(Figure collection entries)
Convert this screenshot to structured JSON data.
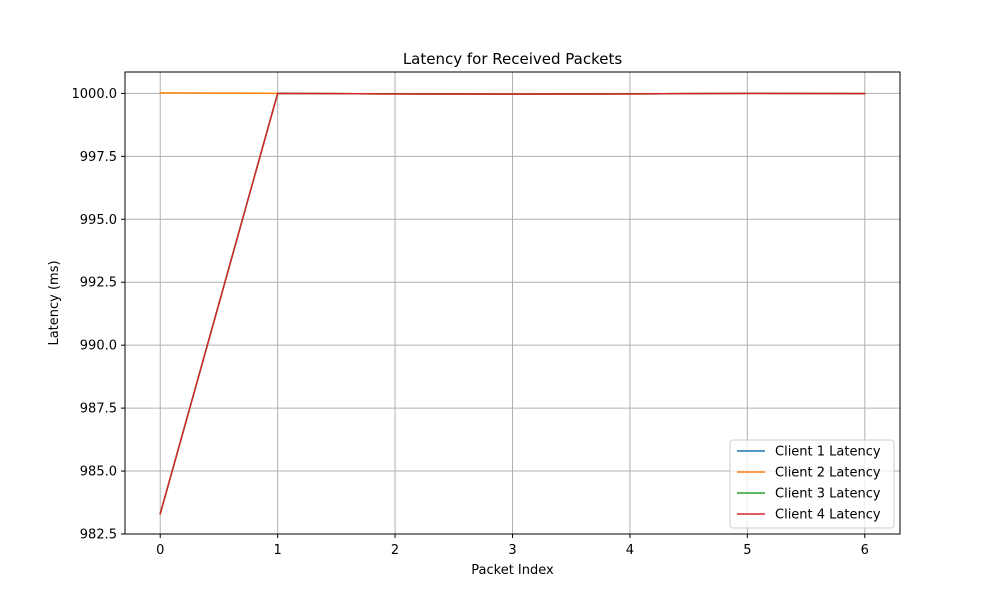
{
  "chart_data": {
    "type": "line",
    "title": "Latency for Received Packets",
    "xlabel": "Packet Index",
    "ylabel": "Latency (ms)",
    "x": [
      0,
      1,
      2,
      3,
      4,
      5,
      6
    ],
    "xlim": [
      -0.3,
      6.3
    ],
    "ylim": [
      982.5,
      1000.85
    ],
    "xticks": [
      0,
      1,
      2,
      3,
      4,
      5,
      6
    ],
    "xtick_labels": [
      "0",
      "1",
      "2",
      "3",
      "4",
      "5",
      "6"
    ],
    "yticks": [
      982.5,
      985.0,
      987.5,
      990.0,
      992.5,
      995.0,
      997.5,
      1000.0
    ],
    "ytick_labels": [
      "982.5",
      "985.0",
      "987.5",
      "990.0",
      "992.5",
      "995.0",
      "997.5",
      "1000.0"
    ],
    "grid": true,
    "legend_position": "lower-right",
    "series": [
      {
        "name": "Client 1 Latency",
        "color": "#1f77b4",
        "values": [
          983.3,
          1000.0,
          999.98,
          999.97,
          999.98,
          1000.0,
          999.99
        ]
      },
      {
        "name": "Client 2 Latency",
        "color": "#ff7f0e",
        "values": [
          1000.02,
          1000.0,
          999.98,
          999.97,
          999.98,
          1000.0,
          999.99
        ]
      },
      {
        "name": "Client 3 Latency",
        "color": "#2ca02c",
        "values": [
          983.3,
          1000.0,
          999.98,
          999.97,
          999.98,
          1000.0,
          999.99
        ]
      },
      {
        "name": "Client 4 Latency",
        "color": "#d62728",
        "values": [
          983.3,
          1000.0,
          999.98,
          999.97,
          999.98,
          1000.0,
          999.99
        ]
      }
    ]
  }
}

* **Job**:
Go through the listing above and locate each line that holds the word "name". Copy those lines.

* **Output for this task**:
        "name": "Client 1 Latency",
        "name": "Client 2 Latency",
        "name": "Client 3 Latency",
        "name": "Client 4 Latency",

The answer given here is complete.